### [Dataset excerpts]

────

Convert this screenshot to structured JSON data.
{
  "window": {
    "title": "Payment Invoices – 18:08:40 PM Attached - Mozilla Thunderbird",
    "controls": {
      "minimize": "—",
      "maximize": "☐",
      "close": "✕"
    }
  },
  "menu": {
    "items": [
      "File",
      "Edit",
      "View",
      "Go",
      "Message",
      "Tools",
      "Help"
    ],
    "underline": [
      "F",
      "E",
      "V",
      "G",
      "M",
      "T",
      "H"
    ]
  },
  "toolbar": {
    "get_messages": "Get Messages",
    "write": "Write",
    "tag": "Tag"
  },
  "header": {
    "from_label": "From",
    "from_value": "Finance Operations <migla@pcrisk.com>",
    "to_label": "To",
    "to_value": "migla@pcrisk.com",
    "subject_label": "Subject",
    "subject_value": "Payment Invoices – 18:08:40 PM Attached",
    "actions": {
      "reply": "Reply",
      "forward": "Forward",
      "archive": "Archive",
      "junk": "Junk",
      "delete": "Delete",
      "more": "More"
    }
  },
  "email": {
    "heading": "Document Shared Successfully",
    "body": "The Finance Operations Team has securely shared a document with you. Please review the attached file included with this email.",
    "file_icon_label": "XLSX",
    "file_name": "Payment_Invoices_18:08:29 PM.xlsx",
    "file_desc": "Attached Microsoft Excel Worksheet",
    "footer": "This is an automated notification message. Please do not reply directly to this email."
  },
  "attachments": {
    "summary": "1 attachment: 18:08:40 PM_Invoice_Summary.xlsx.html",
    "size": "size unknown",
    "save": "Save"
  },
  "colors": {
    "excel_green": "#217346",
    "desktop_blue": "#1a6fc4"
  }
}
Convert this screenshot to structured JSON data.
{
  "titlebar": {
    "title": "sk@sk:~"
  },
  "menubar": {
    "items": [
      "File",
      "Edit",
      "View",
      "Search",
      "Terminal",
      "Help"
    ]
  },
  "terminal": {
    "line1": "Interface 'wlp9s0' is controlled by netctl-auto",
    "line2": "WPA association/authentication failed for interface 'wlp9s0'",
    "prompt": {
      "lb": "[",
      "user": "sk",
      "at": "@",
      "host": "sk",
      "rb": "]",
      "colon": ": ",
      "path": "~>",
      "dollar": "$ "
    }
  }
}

────

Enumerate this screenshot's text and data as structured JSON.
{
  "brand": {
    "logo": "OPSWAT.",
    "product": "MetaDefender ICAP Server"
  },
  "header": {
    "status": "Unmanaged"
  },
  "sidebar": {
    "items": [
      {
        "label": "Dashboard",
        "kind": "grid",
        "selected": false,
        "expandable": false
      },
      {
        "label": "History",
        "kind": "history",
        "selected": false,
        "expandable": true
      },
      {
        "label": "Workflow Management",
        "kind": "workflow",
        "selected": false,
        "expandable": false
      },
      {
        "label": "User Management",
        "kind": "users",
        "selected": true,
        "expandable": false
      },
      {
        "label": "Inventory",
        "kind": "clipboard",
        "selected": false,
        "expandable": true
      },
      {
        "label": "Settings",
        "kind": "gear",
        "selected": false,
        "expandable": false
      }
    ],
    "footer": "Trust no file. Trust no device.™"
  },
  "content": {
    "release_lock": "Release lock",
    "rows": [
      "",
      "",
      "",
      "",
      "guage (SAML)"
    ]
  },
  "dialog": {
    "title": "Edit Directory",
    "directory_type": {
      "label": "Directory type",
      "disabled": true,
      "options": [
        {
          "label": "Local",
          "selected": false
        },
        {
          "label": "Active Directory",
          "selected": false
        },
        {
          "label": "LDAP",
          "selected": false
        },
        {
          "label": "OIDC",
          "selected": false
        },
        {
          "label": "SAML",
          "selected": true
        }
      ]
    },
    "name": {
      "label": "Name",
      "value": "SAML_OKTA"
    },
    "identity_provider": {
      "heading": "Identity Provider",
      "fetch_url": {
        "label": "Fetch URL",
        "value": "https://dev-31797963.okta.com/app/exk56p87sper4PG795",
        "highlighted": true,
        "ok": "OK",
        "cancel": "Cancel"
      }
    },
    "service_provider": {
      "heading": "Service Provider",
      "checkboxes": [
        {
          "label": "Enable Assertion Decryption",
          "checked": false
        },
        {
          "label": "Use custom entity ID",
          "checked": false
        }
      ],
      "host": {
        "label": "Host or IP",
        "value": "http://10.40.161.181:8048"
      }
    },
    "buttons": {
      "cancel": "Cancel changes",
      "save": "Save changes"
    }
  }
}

────

### [Exercise goal]
Search the entries for the word "reply" and gather every line where it appears.

### [Complete response]
      "reply": "Reply",
    "footer": "This is an automated notification message. Please do not reply directly to this email."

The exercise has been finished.